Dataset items

- - - -

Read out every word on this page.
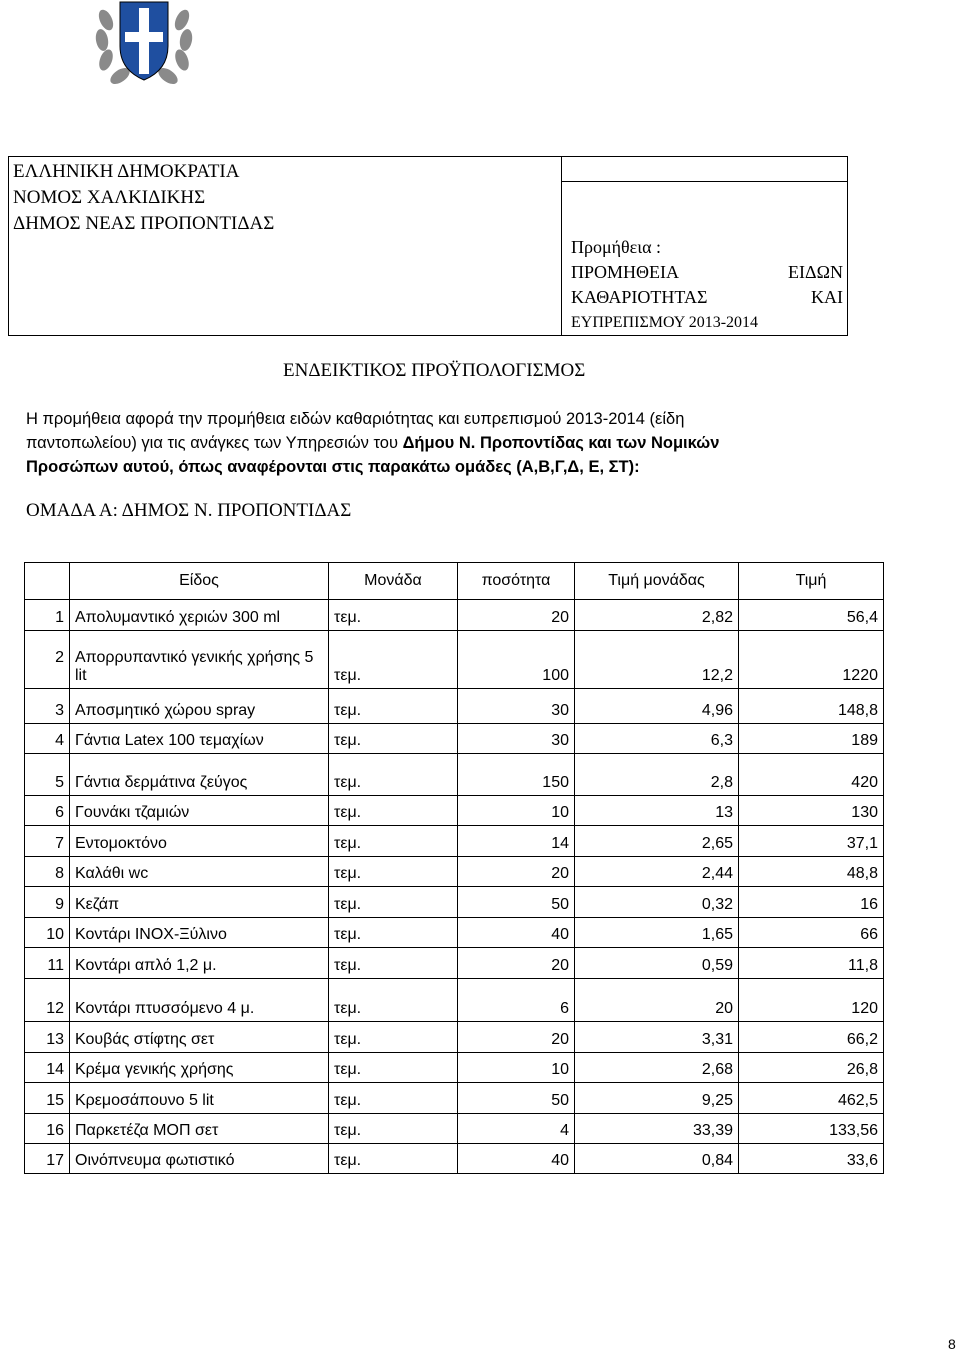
ΕΛΛΗΝΙΚΗ ΔΗΜΟΚΡΑΤΙΑ
ΝΟΜΟΣ ΧΑΛΚΙΔΙΚΗΣ
ΔΗΜΟΣ ΝΕΑΣ ΠΡΟΠΟΝΤΙΔΑΣ
Προμήθεια :
ΠΡΟΜΗΘΕΙΑ	ΕΙΔΩΝ
ΚΑΘΑΡΙΟΤΗΤΑΣ	ΚΑΙ
ΕΥΠΡΕΠΙΣΜΟΥ 2013-2014
ΕΝΔΕΙΚΤΙΚΟΣ ΠΡΟΫΠΟΛΟΓΙΣΜΟΣ

Η προμήθεια αφορά την προμήθεια ειδών καθαριότητας και ευπρεπισμού 2013-2014 (είδη

παντοπωλείου) για τις ανάγκες των Υπηρεσιών του Δήμου Ν. Προποντίδας και των Νομικών

Προσώπων αυτού, όπως αναφέρονται στις παρακάτω ομάδες (Α,Β,Γ,Δ, Ε, ΣΤ):

ΟΜΑΔΑ Α: ΔΗΜΟΣ Ν. ΠΡΟΠΟΝΤΙΔΑΣ
	Είδος	Μονάδα	ποσότητα	Τιμή μονάδας	Τιμή
1	Απολυμαντικό χεριών 300 ml	τεμ.	20	2,82	56,4
2	Απορρυπαντικό γενικής χρήσης 5 lit	τεμ.	100	12,2	1220
3	Αποσμητικό χώρου spray	τεμ.	30	4,96	148,8
4	Γάντια Latex 100 τεμαχίων	τεμ.	30	6,3	189
5	Γάντια δερμάτινα ζεύγος	τεμ.	150	2,8	420
6	Γουνάκι τζαμιών	τεμ.	10	13	130
7	Εντομοκτόνο	τεμ.	14	2,65	37,1
8	Καλάθι wc	τεμ.	20	2,44	48,8
9	Κεζάπ	τεμ.	50	0,32	16
10	Κοντάρι INOX-Ξύλινο	τεμ.	40	1,65	66
11	Κοντάρι απλό 1,2 μ.	τεμ.	20	0,59	11,8
12	Κοντάρι πτυσσόμενο 4 μ.	τεμ.	6	20	120
13	Κουβάς στίφτης σετ	τεμ.	20	3,31	66,2
14	Κρέμα γενικής χρήσης	τεμ.	10	2,68	26,8
15	Κρεμοσάπουνο 5 lit	τεμ.	50	9,25	462,5
16	Παρκετέζα ΜΟΠ σετ	τεμ.	4	33,39	133,56
17	Οινόπνευμα φωτιστικό	τεμ.	40	0,84	33,6
8
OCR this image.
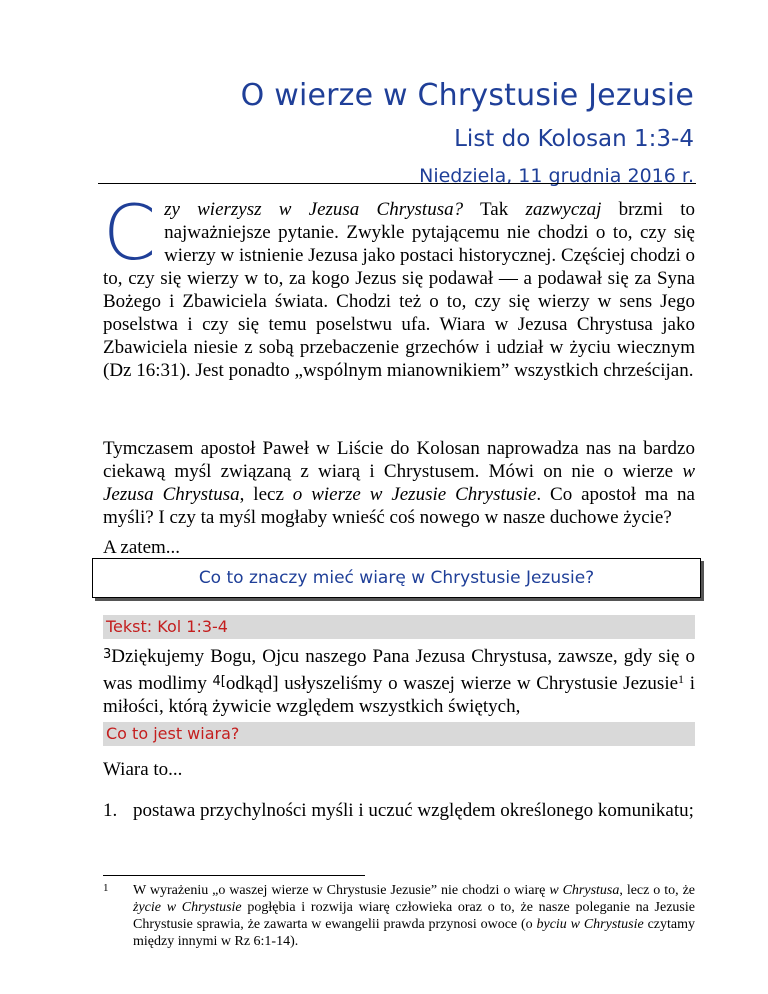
O wierze w Chrystusie Jezusie
List do Kolosan 1:3-4
Niedziela, 11 grudnia 2016 r.
Czy wierzysz w Jezusa Chrystusa? Tak zazwyczaj brzmi to najważniejsze pytanie. Zwykle pytającemu nie chodzi o to, czy się wierzy w istnienie Jezusa jako postaci historycznej. Częściej chodzi o to, czy się wierzy w to, za kogo Jezus się podawał — a podawał się za Syna Bożego i Zbawiciela świata. Chodzi też o to, czy się wierzy w sens Jego poselstwa i czy się temu poselstwu ufa. Wiara w Jezusa Chrystusa jako Zbawiciela niesie z sobą przebaczenie grzechów i udział w życiu wiecznym (Dz 16:31). Jest ponadto „wspólnym mianownikiem” wszystkich chrześcijan.
Tymczasem apostoł Paweł w Liście do Kolosan naprowadza nas na bardzo ciekawą myśl związaną z wiarą i Chrystusem. Mówi on nie o wierze w Jezusa Chrystusa, lecz o wierze w Jezusie Chrystusie. Co apostoł ma na myśli? I czy ta myśl mogłaby wnieść coś nowego w nasze duchowe życie?
A zatem...
Co to znaczy mieć wiarę w Chrystusie Jezusie?
Tekst: Kol 1:3-4
$^3$Dziękujemy Bogu, Ojcu naszego Pana Jezusa Chrystusa, zawsze, gdy się o was modlimy $^{4[}$odkąd] usłyszeliśmy o waszej wierze w Chrystusie Jezusie$^1$ i miłości, którą żywicie względem wszystkich świętych,
Co to jest wiara?
Wiara to...
1. postawa przychylności myśli i uczuć względem określonego komunikatu;
1 W wyrażeniu „o waszej wierze w Chrystusie Jezusie” nie chodzi o wiarę w Chrystusa, lecz o to, że życie w Chrystusie pogłębia i rozwija wiarę człowieka oraz o to, że nasze poleganie na Jezusie Chrystusie sprawia, że zawarta w ewangelii prawda przynosi owoce (o byciu w Chrystusie czytamy między innymi w Rz 6:1-14).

- - - -

**REQUIREMENT:**
Pictures in the records above are not copied; print everything else exactly.

**EXERCISE SOLUTION:**
Read out every word on this page.
ΕΛΛΗΝΙΚΗ ΔΗΜΟΚΡΑΤΙΑ
ΝΟΜΟΣ ΧΑΛΚΙΔΙΚΗΣ
ΔΗΜΟΣ ΝΕΑΣ ΠΡΟΠΟΝΤΙΔΑΣ
Προμήθεια :
ΠΡΟΜΗΘΕΙΑ	ΕΙΔΩΝ
ΚΑΘΑΡΙΟΤΗΤΑΣ	ΚΑΙ
ΕΥΠΡΕΠΙΣΜΟΥ 2013-2014
ΕΝΔΕΙΚΤΙΚΟΣ ΠΡΟΫΠΟΛΟΓΙΣΜΟΣ

Η προμήθεια αφορά την προμήθεια ειδών καθαριότητας και ευπρεπισμού 2013-2014 (είδη

παντοπωλείου) για τις ανάγκες των Υπηρεσιών του Δήμου Ν. Προποντίδας και των Νομικών

Προσώπων αυτού, όπως αναφέρονται στις παρακάτω ομάδες (Α,Β,Γ,Δ, Ε, ΣΤ):

ΟΜΑΔΑ Α: ΔΗΜΟΣ Ν. ΠΡΟΠΟΝΤΙΔΑΣ
	Είδος	Μονάδα	ποσότητα	Τιμή μονάδας	Τιμή
1	Απολυμαντικό χεριών 300 ml	τεμ.	20	2,82	56,4
2	Απορρυπαντικό γενικής χρήσης 5 lit	τεμ.	100	12,2	1220
3	Αποσμητικό χώρου spray	τεμ.	30	4,96	148,8
4	Γάντια Latex 100 τεμαχίων	τεμ.	30	6,3	189
5	Γάντια δερμάτινα ζεύγος	τεμ.	150	2,8	420
6	Γουνάκι τζαμιών	τεμ.	10	13	130
7	Εντομοκτόνο	τεμ.	14	2,65	37,1
8	Καλάθι wc	τεμ.	20	2,44	48,8
9	Κεζάπ	τεμ.	50	0,32	16
10	Κοντάρι INOX-Ξύλινο	τεμ.	40	1,65	66
11	Κοντάρι απλό 1,2 μ.	τεμ.	20	0,59	11,8
12	Κοντάρι πτυσσόμενο 4 μ.	τεμ.	6	20	120
13	Κουβάς στίφτης σετ	τεμ.	20	3,31	66,2
14	Κρέμα γενικής χρήσης	τεμ.	10	2,68	26,8
15	Κρεμοσάπουνο 5 lit	τεμ.	50	9,25	462,5
16	Παρκετέζα ΜΟΠ σετ	τεμ.	4	33,39	133,56
17	Οινόπνευμα φωτιστικό	τεμ.	40	0,84	33,6
8
OCR this image.
O wierze w Chrystusie Jezusie
List do Kolosan 1:3-4
Niedziela, 11 grudnia 2016 r.
Czy wierzysz w Jezusa Chrystusa? Tak zazwyczaj brzmi to najważniejsze pytanie. Zwykle pytającemu nie chodzi o to, czy się wierzy w istnienie Jezusa jako postaci historycznej. Częściej chodzi o to, czy się wierzy w to, za kogo Jezus się podawał — a podawał się za Syna Bożego i Zbawiciela świata. Chodzi też o to, czy się wierzy w sens Jego poselstwa i czy się temu poselstwu ufa. Wiara w Jezusa Chrystusa jako Zbawiciela niesie z sobą przebaczenie grzechów i udział w życiu wiecznym (Dz 16:31). Jest ponadto „wspólnym mianownikiem” wszystkich chrześcijan.
Tymczasem apostoł Paweł w Liście do Kolosan naprowadza nas na bardzo ciekawą myśl związaną z wiarą i Chrystusem. Mówi on nie o wierze w Jezusa Chrystusa, lecz o wierze w Jezusie Chrystusie. Co apostoł ma na myśli? I czy ta myśl mogłaby wnieść coś nowego w nasze duchowe życie?
A zatem...
Co to znaczy mieć wiarę w Chrystusie Jezusie?
Tekst: Kol 1:3-4
$^3$Dziękujemy Bogu, Ojcu naszego Pana Jezusa Chrystusa, zawsze, gdy się o was modlimy $^{4[}$odkąd] usłyszeliśmy o waszej wierze w Chrystusie Jezusie$^1$ i miłości, którą żywicie względem wszystkich świętych,
Co to jest wiara?
Wiara to...
1. postawa przychylności myśli i uczuć względem określonego komunikatu;
1 W wyrażeniu „o waszej wierze w Chrystusie Jezusie” nie chodzi o wiarę w Chrystusa, lecz o to, że życie w Chrystusie pogłębia i rozwija wiarę człowieka oraz o to, że nasze poleganie na Jezusie Chrystusie sprawia, że zawarta w ewangelii prawda przynosi owoce (o byciu w Chrystusie czytamy między innymi w Rz 6:1-14).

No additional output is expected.